= TASK =
Transcribe the records below exactly.

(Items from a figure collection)
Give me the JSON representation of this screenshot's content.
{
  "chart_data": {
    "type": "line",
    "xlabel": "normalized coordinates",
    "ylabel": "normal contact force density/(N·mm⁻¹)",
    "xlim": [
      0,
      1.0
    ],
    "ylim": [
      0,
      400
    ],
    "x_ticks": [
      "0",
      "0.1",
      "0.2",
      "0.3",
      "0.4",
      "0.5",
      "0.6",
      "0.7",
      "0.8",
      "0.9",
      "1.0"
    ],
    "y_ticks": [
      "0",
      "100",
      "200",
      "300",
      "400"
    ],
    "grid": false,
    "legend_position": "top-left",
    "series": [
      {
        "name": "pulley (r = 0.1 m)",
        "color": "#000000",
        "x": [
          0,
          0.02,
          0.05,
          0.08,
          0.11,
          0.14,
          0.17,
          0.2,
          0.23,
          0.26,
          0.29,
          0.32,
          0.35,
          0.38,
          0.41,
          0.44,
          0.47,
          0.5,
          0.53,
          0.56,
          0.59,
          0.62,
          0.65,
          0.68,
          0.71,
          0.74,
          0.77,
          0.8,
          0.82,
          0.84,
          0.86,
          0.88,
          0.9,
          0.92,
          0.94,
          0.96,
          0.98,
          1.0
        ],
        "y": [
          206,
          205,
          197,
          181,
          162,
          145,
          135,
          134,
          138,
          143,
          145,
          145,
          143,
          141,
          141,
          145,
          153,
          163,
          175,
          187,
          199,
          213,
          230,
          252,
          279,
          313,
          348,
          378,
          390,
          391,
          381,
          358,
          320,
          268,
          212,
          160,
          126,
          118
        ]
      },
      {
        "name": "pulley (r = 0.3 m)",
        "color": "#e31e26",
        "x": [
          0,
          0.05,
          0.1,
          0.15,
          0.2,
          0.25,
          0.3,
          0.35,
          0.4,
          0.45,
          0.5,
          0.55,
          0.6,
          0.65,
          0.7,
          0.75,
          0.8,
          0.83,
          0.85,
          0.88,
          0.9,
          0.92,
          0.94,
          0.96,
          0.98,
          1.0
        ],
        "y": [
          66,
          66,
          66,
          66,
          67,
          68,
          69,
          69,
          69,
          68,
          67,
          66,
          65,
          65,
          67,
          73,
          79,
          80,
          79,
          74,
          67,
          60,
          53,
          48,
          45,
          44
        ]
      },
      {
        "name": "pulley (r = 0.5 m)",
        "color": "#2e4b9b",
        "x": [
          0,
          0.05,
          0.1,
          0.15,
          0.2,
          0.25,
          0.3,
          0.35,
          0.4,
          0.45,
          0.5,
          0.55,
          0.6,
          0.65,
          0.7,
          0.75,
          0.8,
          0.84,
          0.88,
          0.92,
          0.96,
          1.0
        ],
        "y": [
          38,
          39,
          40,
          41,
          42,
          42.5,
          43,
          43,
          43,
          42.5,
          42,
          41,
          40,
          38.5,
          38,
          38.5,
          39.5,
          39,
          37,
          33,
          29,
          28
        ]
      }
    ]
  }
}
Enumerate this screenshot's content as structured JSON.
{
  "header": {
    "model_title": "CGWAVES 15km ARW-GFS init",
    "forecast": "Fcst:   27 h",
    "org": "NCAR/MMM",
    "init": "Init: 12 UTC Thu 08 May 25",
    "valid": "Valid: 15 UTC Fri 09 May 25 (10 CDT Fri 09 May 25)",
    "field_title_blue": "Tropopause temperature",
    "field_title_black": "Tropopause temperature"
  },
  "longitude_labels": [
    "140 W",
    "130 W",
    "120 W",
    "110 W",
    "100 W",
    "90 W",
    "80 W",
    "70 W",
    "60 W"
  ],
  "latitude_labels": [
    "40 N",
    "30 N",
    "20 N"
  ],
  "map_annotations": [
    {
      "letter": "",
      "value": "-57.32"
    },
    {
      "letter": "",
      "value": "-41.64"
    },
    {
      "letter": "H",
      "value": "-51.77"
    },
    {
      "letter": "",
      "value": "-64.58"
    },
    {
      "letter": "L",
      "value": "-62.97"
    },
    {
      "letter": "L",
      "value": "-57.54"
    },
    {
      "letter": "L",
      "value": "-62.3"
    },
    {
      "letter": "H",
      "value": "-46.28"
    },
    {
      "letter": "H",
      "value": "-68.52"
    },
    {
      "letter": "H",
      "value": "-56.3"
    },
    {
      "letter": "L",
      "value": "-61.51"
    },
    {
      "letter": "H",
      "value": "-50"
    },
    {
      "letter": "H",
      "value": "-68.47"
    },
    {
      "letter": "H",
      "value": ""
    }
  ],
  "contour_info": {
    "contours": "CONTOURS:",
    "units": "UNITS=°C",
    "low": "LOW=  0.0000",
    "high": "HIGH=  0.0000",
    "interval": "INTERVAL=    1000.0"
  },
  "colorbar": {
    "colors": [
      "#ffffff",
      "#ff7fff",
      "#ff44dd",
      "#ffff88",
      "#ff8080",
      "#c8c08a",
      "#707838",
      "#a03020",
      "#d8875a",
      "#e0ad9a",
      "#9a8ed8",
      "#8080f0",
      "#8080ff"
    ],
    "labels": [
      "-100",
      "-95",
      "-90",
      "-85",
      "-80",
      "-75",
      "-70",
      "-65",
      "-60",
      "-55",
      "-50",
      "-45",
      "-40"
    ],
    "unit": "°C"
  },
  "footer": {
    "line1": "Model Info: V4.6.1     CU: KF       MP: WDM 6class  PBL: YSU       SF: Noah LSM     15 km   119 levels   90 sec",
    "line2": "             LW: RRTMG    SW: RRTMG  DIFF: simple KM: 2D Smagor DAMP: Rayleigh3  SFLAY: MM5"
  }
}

= CORRECT RESULT =
Give me the JSON representation of this screenshot's content.
{
  "chart_data": {
    "type": "line",
    "xlabel": "normalized coordinates",
    "ylabel": "normal contact force density/(N·mm⁻¹)",
    "xlim": [
      0,
      1.0
    ],
    "ylim": [
      0,
      400
    ],
    "x_ticks": [
      "0",
      "0.1",
      "0.2",
      "0.3",
      "0.4",
      "0.5",
      "0.6",
      "0.7",
      "0.8",
      "0.9",
      "1.0"
    ],
    "y_ticks": [
      "0",
      "100",
      "200",
      "300",
      "400"
    ],
    "grid": false,
    "legend_position": "top-left",
    "series": [
      {
        "name": "pulley (r = 0.1 m)",
        "color": "#000000",
        "x": [
          0,
          0.02,
          0.05,
          0.08,
          0.11,
          0.14,
          0.17,
          0.2,
          0.23,
          0.26,
          0.29,
          0.32,
          0.35,
          0.38,
          0.41,
          0.44,
          0.47,
          0.5,
          0.53,
          0.56,
          0.59,
          0.62,
          0.65,
          0.68,
          0.71,
          0.74,
          0.77,
          0.8,
          0.82,
          0.84,
          0.86,
          0.88,
          0.9,
          0.92,
          0.94,
          0.96,
          0.98,
          1.0
        ],
        "y": [
          206,
          205,
          197,
          181,
          162,
          145,
          135,
          134,
          138,
          143,
          145,
          145,
          143,
          141,
          141,
          145,
          153,
          163,
          175,
          187,
          199,
          213,
          230,
          252,
          279,
          313,
          348,
          378,
          390,
          391,
          381,
          358,
          320,
          268,
          212,
          160,
          126,
          118
        ]
      },
      {
        "name": "pulley (r = 0.3 m)",
        "color": "#e31e26",
        "x": [
          0,
          0.05,
          0.1,
          0.15,
          0.2,
          0.25,
          0.3,
          0.35,
          0.4,
          0.45,
          0.5,
          0.55,
          0.6,
          0.65,
          0.7,
          0.75,
          0.8,
          0.83,
          0.85,
          0.88,
          0.9,
          0.92,
          0.94,
          0.96,
          0.98,
          1.0
        ],
        "y": [
          66,
          66,
          66,
          66,
          67,
          68,
          69,
          69,
          69,
          68,
          67,
          66,
          65,
          65,
          67,
          73,
          79,
          80,
          79,
          74,
          67,
          60,
          53,
          48,
          45,
          44
        ]
      },
      {
        "name": "pulley (r = 0.5 m)",
        "color": "#2e4b9b",
        "x": [
          0,
          0.05,
          0.1,
          0.15,
          0.2,
          0.25,
          0.3,
          0.35,
          0.4,
          0.45,
          0.5,
          0.55,
          0.6,
          0.65,
          0.7,
          0.75,
          0.8,
          0.84,
          0.88,
          0.92,
          0.96,
          1.0
        ],
        "y": [
          38,
          39,
          40,
          41,
          42,
          42.5,
          43,
          43,
          43,
          42.5,
          42,
          41,
          40,
          38.5,
          38,
          38.5,
          39.5,
          39,
          37,
          33,
          29,
          28
        ]
      }
    ]
  }
}
Enumerate this screenshot's content as structured JSON.
{
  "header": {
    "model_title": "CGWAVES 15km ARW-GFS init",
    "forecast": "Fcst:   27 h",
    "org": "NCAR/MMM",
    "init": "Init: 12 UTC Thu 08 May 25",
    "valid": "Valid: 15 UTC Fri 09 May 25 (10 CDT Fri 09 May 25)",
    "field_title_blue": "Tropopause temperature",
    "field_title_black": "Tropopause temperature"
  },
  "longitude_labels": [
    "140 W",
    "130 W",
    "120 W",
    "110 W",
    "100 W",
    "90 W",
    "80 W",
    "70 W",
    "60 W"
  ],
  "latitude_labels": [
    "40 N",
    "30 N",
    "20 N"
  ],
  "map_annotations": [
    {
      "letter": "",
      "value": "-57.32"
    },
    {
      "letter": "",
      "value": "-41.64"
    },
    {
      "letter": "H",
      "value": "-51.77"
    },
    {
      "letter": "",
      "value": "-64.58"
    },
    {
      "letter": "L",
      "value": "-62.97"
    },
    {
      "letter": "L",
      "value": "-57.54"
    },
    {
      "letter": "L",
      "value": "-62.3"
    },
    {
      "letter": "H",
      "value": "-46.28"
    },
    {
      "letter": "H",
      "value": "-68.52"
    },
    {
      "letter": "H",
      "value": "-56.3"
    },
    {
      "letter": "L",
      "value": "-61.51"
    },
    {
      "letter": "H",
      "value": "-50"
    },
    {
      "letter": "H",
      "value": "-68.47"
    },
    {
      "letter": "H",
      "value": ""
    }
  ],
  "contour_info": {
    "contours": "CONTOURS:",
    "units": "UNITS=°C",
    "low": "LOW=  0.0000",
    "high": "HIGH=  0.0000",
    "interval": "INTERVAL=    1000.0"
  },
  "colorbar": {
    "colors": [
      "#ffffff",
      "#ff7fff",
      "#ff44dd",
      "#ffff88",
      "#ff8080",
      "#c8c08a",
      "#707838",
      "#a03020",
      "#d8875a",
      "#e0ad9a",
      "#9a8ed8",
      "#8080f0",
      "#8080ff"
    ],
    "labels": [
      "-100",
      "-95",
      "-90",
      "-85",
      "-80",
      "-75",
      "-70",
      "-65",
      "-60",
      "-55",
      "-50",
      "-45",
      "-40"
    ],
    "unit": "°C"
  },
  "footer": {
    "line1": "Model Info: V4.6.1     CU: KF       MP: WDM 6class  PBL: YSU       SF: Noah LSM     15 km   119 levels   90 sec",
    "line2": "             LW: RRTMG    SW: RRTMG  DIFF: simple KM: 2D Smagor DAMP: Rayleigh3  SFLAY: MM5"
  }
}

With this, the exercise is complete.